Problem:
Please output the records below in full, exactly as given, but without the images.

◇ ◇ ◇ ◇ ◇

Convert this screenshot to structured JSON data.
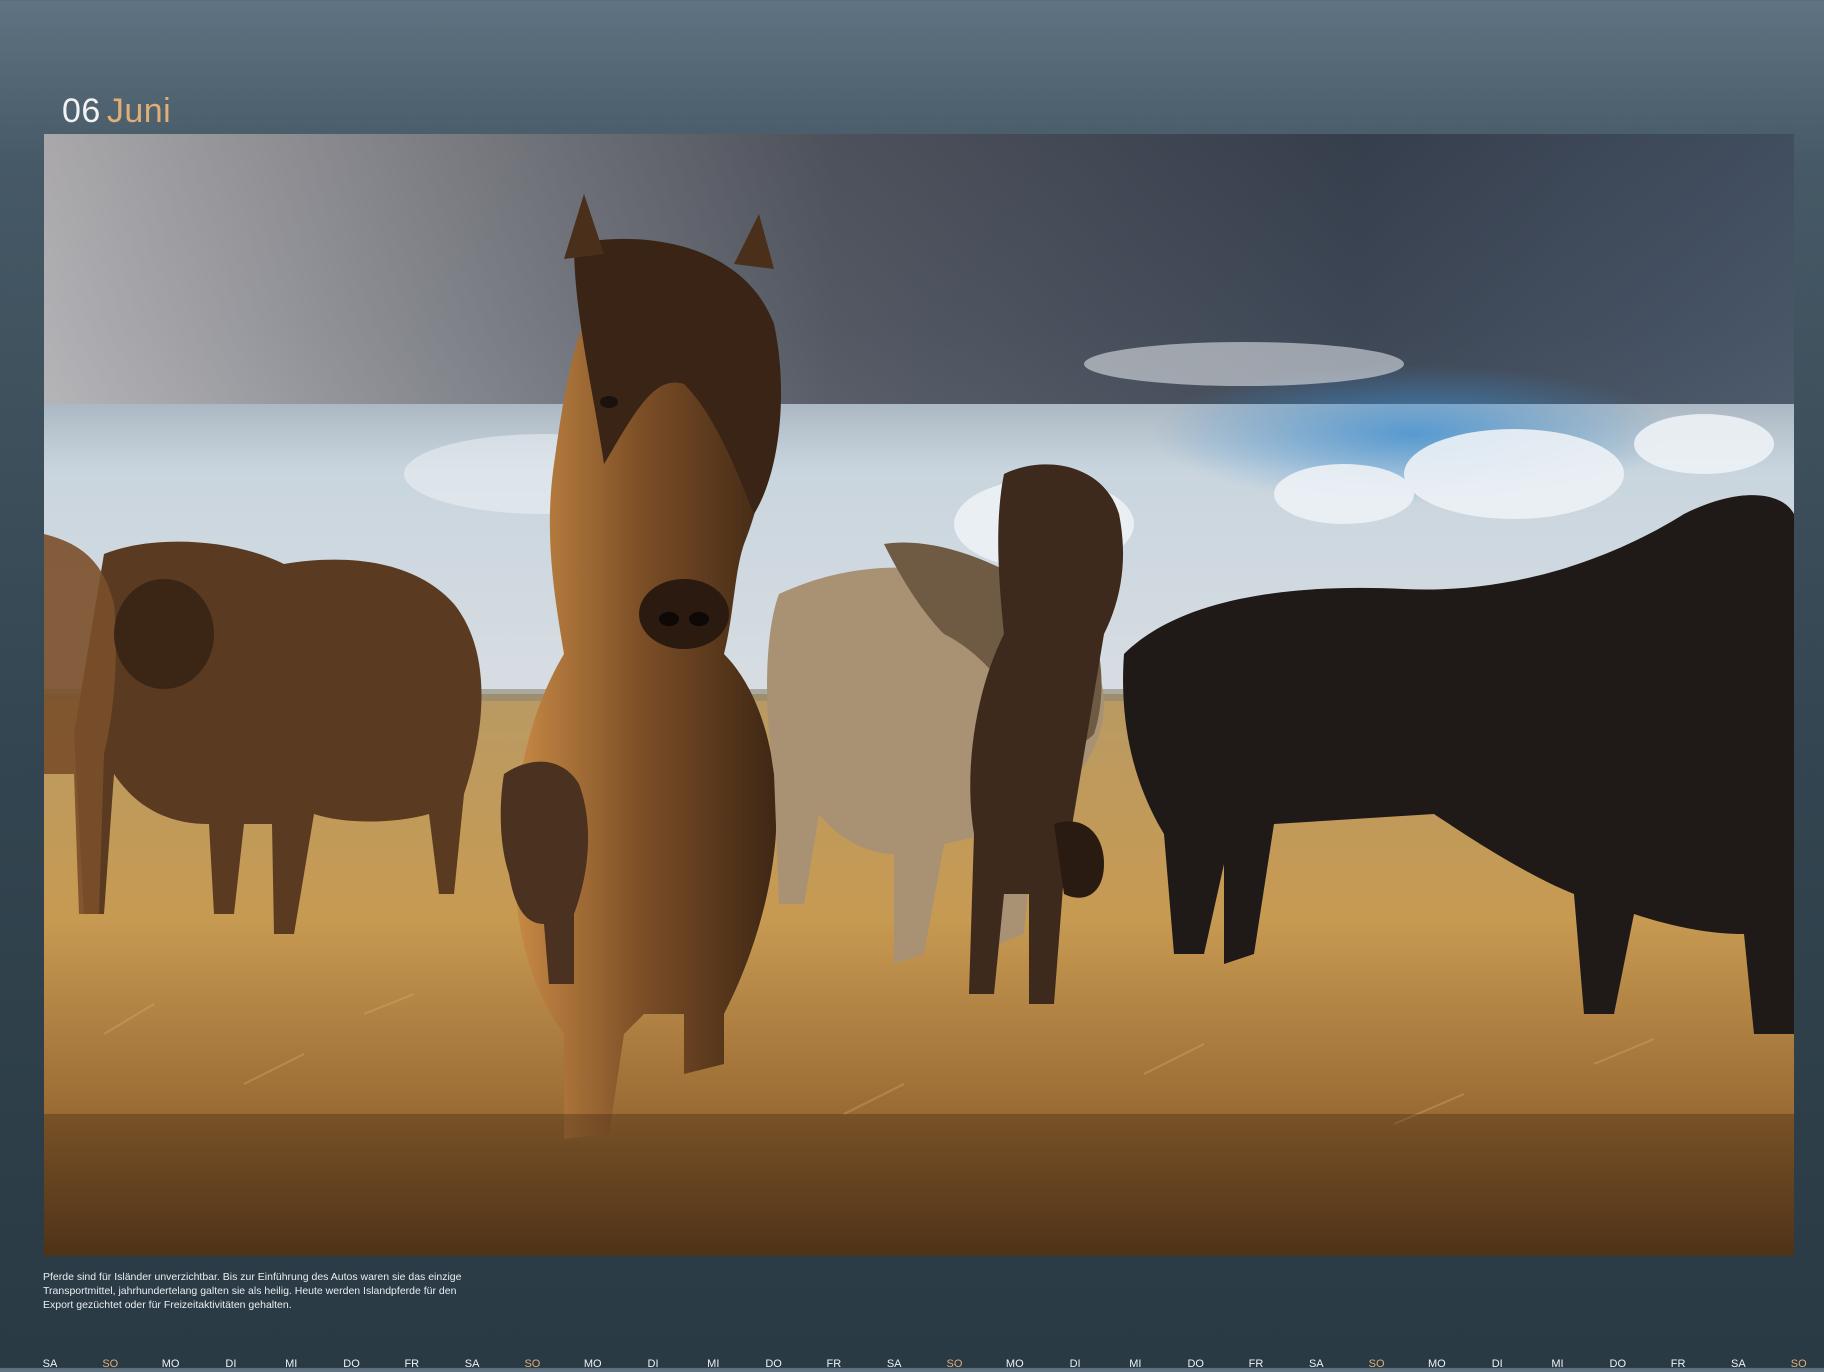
{
  "header": {
    "month_number": "06",
    "month_name": "Juni"
  },
  "caption": "Pferde sind für Isländer unverzichtbar. Bis zur Einführung des Autos waren sie das einzige Transportmittel, jahrhundertelang galten sie als heilig. Heute werden Islandpferde für den Export gezüchtet oder für Freizeitaktivitäten gehalten.",
  "photo": {
    "subject": "Icelandic horses on grassland under a stormy sky"
  },
  "weekdays": [
    "SA",
    "SO",
    "MO",
    "DI",
    "MI",
    "DO",
    "FR",
    "SA",
    "SO",
    "MO",
    "DI",
    "MI",
    "DO",
    "FR",
    "SA",
    "SO",
    "MO",
    "DI",
    "MI",
    "DO",
    "FR",
    "SA",
    "SO",
    "MO",
    "DI",
    "MI",
    "DO",
    "FR",
    "SA",
    "SO"
  ],
  "colors": {
    "accent_orange": "#e2ad77",
    "background": "#3b4d59",
    "text_light": "#eef2f4"
  }
}
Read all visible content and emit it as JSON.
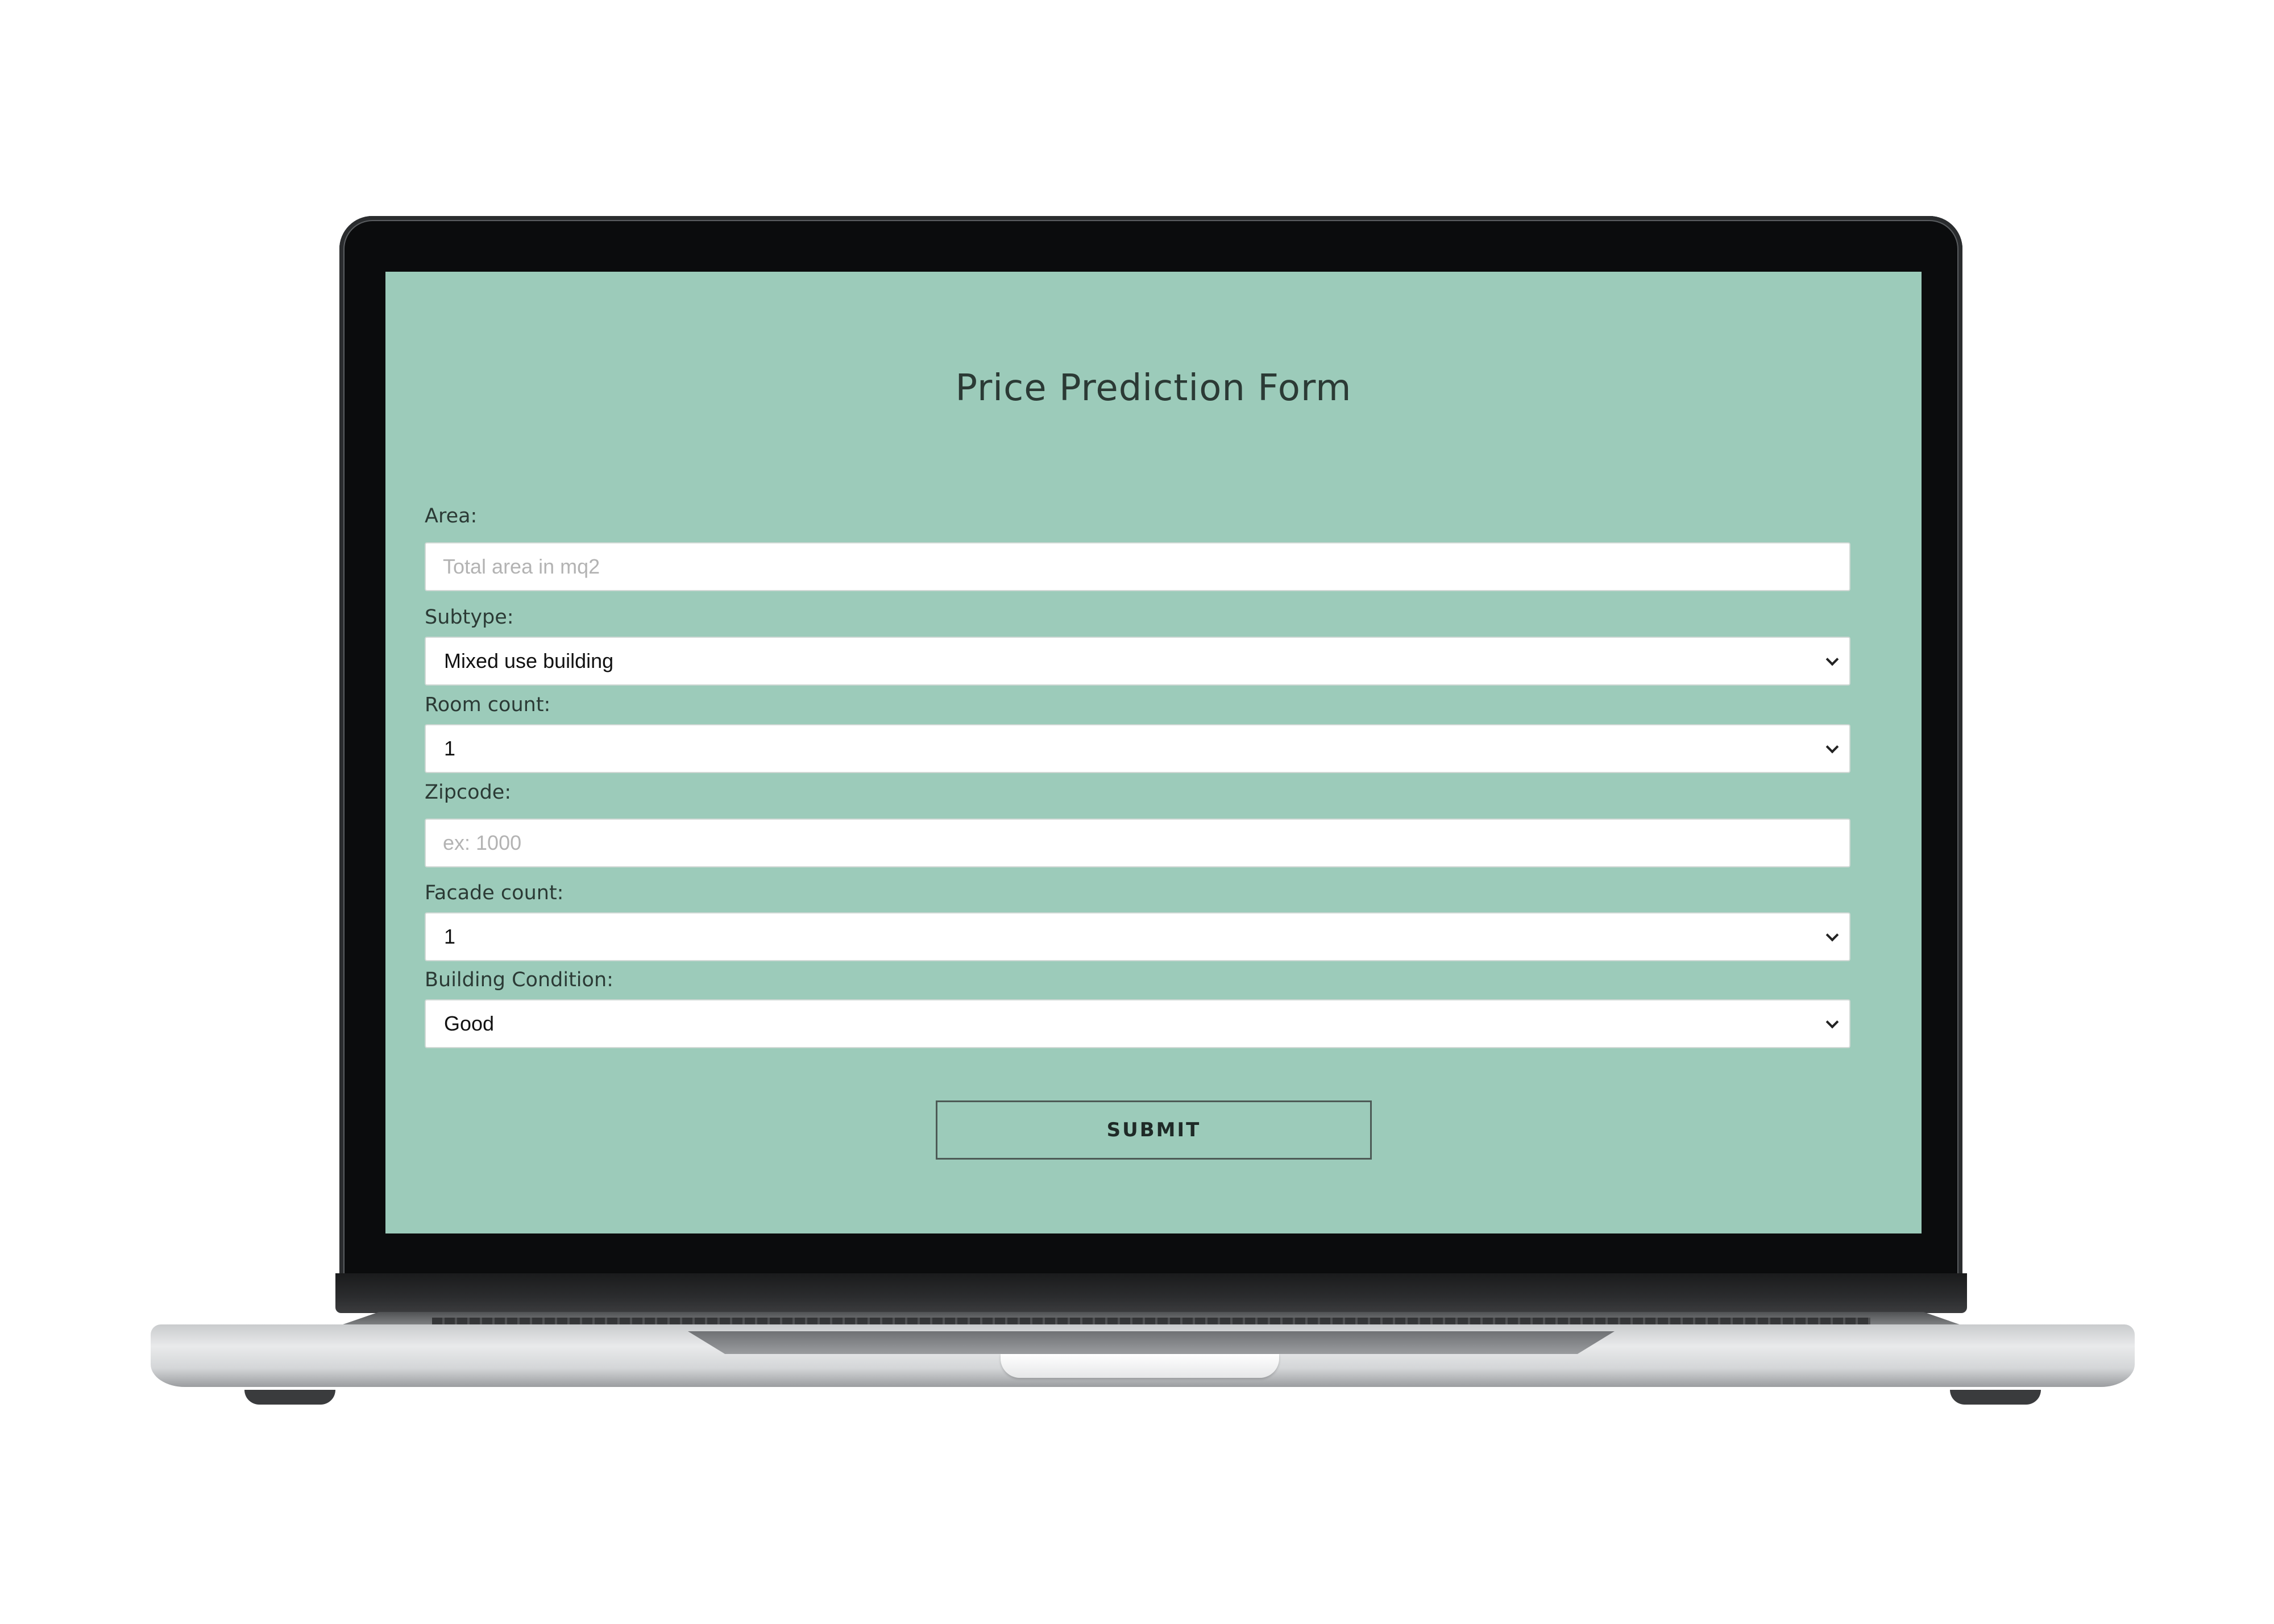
{
  "form": {
    "title": "Price Prediction Form",
    "area": {
      "label": "Area:",
      "value": "",
      "placeholder": "Total area in mq2"
    },
    "subtype": {
      "label": "Subtype:",
      "selected": "Mixed use building"
    },
    "room_count": {
      "label": "Room count:",
      "selected": "1"
    },
    "zipcode": {
      "label": "Zipcode:",
      "value": "",
      "placeholder": "ex: 1000"
    },
    "facade_count": {
      "label": "Facade count:",
      "selected": "1"
    },
    "building_condition": {
      "label": "Building Condition:",
      "selected": "Good"
    },
    "submit_label": "SUBMIT"
  },
  "colors": {
    "screen_background": "#9ccbba",
    "text": "#2b3a35",
    "field_background": "#ffffff",
    "placeholder": "#b3b3b3"
  },
  "icons": {
    "select_arrow": "chevron-down-icon"
  }
}
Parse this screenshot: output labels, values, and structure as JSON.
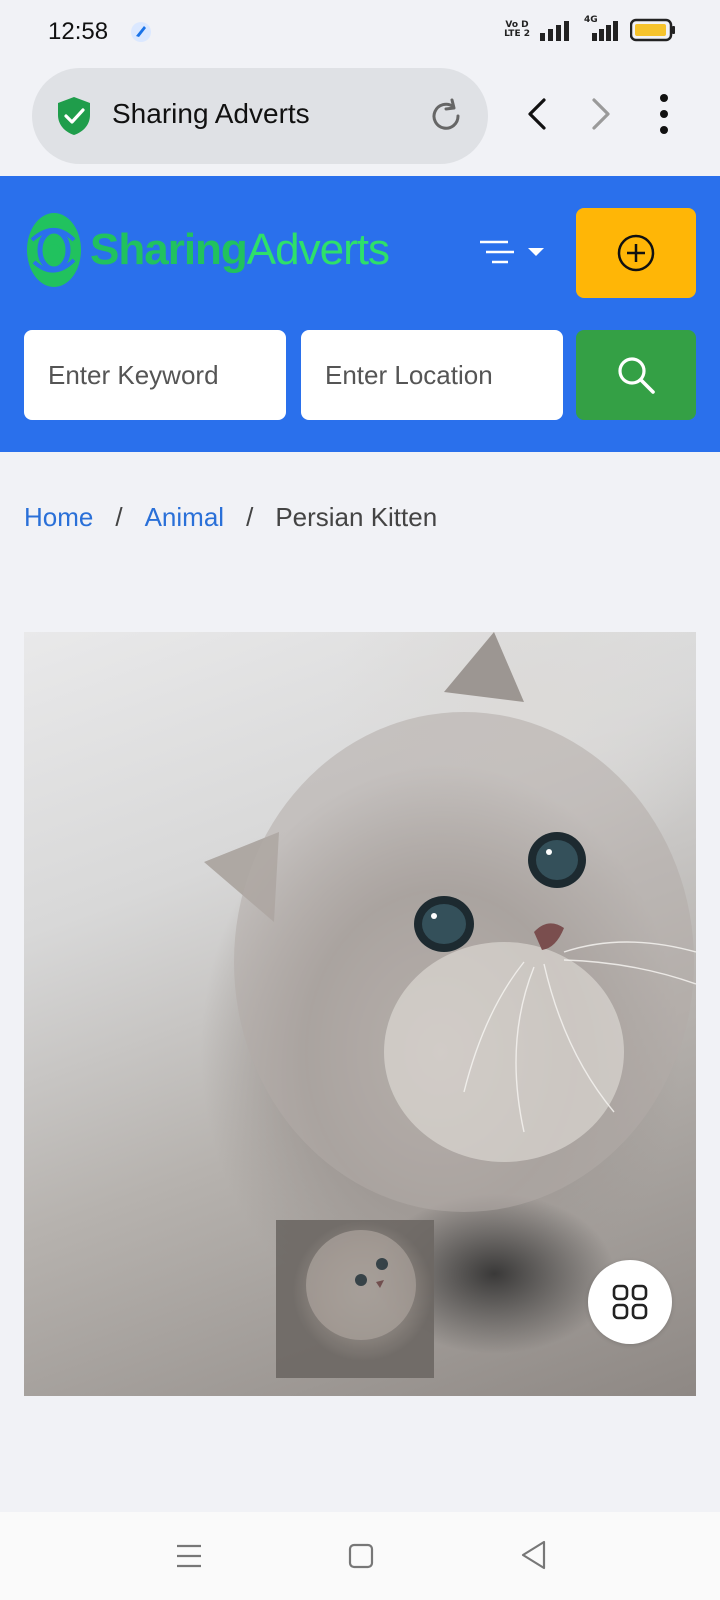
{
  "status_bar": {
    "time": "12:58",
    "volte_top": "Vo D",
    "volte_bottom": "LTE 2",
    "net_label": "4G",
    "battery_color": "#f6c32c"
  },
  "browser": {
    "page_title": "Sharing Adverts",
    "icons": [
      "shield-check-icon",
      "reload-icon",
      "back-arrow-icon",
      "forward-arrow-icon",
      "more-vert-icon"
    ]
  },
  "header": {
    "logo_part1": "Sharing",
    "logo_part2": "Adverts",
    "brand_color": "#2a70ec",
    "post_button_color": "#ffb606",
    "search_button_color": "#34a045",
    "keyword_placeholder": "Enter Keyword",
    "location_placeholder": "Enter Location"
  },
  "breadcrumb": {
    "home": "Home",
    "category": "Animal",
    "separator": "/",
    "current": "Persian Kitten"
  },
  "gallery": {
    "main_image": "Persian Kitten",
    "thumbnail_image": "Persian Kitten",
    "view_all_icon": "grid-icon"
  },
  "system_nav": {
    "icons": [
      "recents-icon",
      "home-icon",
      "back-icon"
    ]
  }
}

◇ ◇ ◇ ◇ ◇

Reply:
Convert this screenshot to structured JSON data.
{
  "header": {
    "month_number": "06",
    "month_name": "Juni"
  },
  "caption": "Pferde sind für Isländer unverzichtbar. Bis zur Einführung des Autos waren sie das einzige Transportmittel, jahrhundertelang galten sie als heilig. Heute werden Islandpferde für den Export gezüchtet oder für Freizeitaktivitäten gehalten.",
  "photo": {
    "subject": "Icelandic horses on grassland under a stormy sky"
  },
  "weekdays": [
    "SA",
    "SO",
    "MO",
    "DI",
    "MI",
    "DO",
    "FR",
    "SA",
    "SO",
    "MO",
    "DI",
    "MI",
    "DO",
    "FR",
    "SA",
    "SO",
    "MO",
    "DI",
    "MI",
    "DO",
    "FR",
    "SA",
    "SO",
    "MO",
    "DI",
    "MI",
    "DO",
    "FR",
    "SA",
    "SO"
  ],
  "colors": {
    "accent_orange": "#e2ad77",
    "background": "#3b4d59",
    "text_light": "#eef2f4"
  }
}
Read all visible content and emit it as JSON.
{
  "form": {
    "title": "Price Prediction Form",
    "area": {
      "label": "Area:",
      "value": "",
      "placeholder": "Total area in mq2"
    },
    "subtype": {
      "label": "Subtype:",
      "selected": "Mixed use building"
    },
    "room_count": {
      "label": "Room count:",
      "selected": "1"
    },
    "zipcode": {
      "label": "Zipcode:",
      "value": "",
      "placeholder": "ex: 1000"
    },
    "facade_count": {
      "label": "Facade count:",
      "selected": "1"
    },
    "building_condition": {
      "label": "Building Condition:",
      "selected": "Good"
    },
    "submit_label": "SUBMIT"
  },
  "colors": {
    "screen_background": "#9ccbba",
    "text": "#2b3a35",
    "field_background": "#ffffff",
    "placeholder": "#b3b3b3"
  },
  "icons": {
    "select_arrow": "chevron-down-icon"
  }
}
Parse this screenshot: output labels, values, and structure as JSON.
{
  "status_bar": {
    "time": "12:58",
    "volte_top": "Vo D",
    "volte_bottom": "LTE 2",
    "net_label": "4G",
    "battery_color": "#f6c32c"
  },
  "browser": {
    "page_title": "Sharing Adverts",
    "icons": [
      "shield-check-icon",
      "reload-icon",
      "back-arrow-icon",
      "forward-arrow-icon",
      "more-vert-icon"
    ]
  },
  "header": {
    "logo_part1": "Sharing",
    "logo_part2": "Adverts",
    "brand_color": "#2a70ec",
    "post_button_color": "#ffb606",
    "search_button_color": "#34a045",
    "keyword_placeholder": "Enter Keyword",
    "location_placeholder": "Enter Location"
  },
  "breadcrumb": {
    "home": "Home",
    "category": "Animal",
    "separator": "/",
    "current": "Persian Kitten"
  },
  "gallery": {
    "main_image": "Persian Kitten",
    "thumbnail_image": "Persian Kitten",
    "view_all_icon": "grid-icon"
  },
  "system_nav": {
    "icons": [
      "recents-icon",
      "home-icon",
      "back-icon"
    ]
  }
}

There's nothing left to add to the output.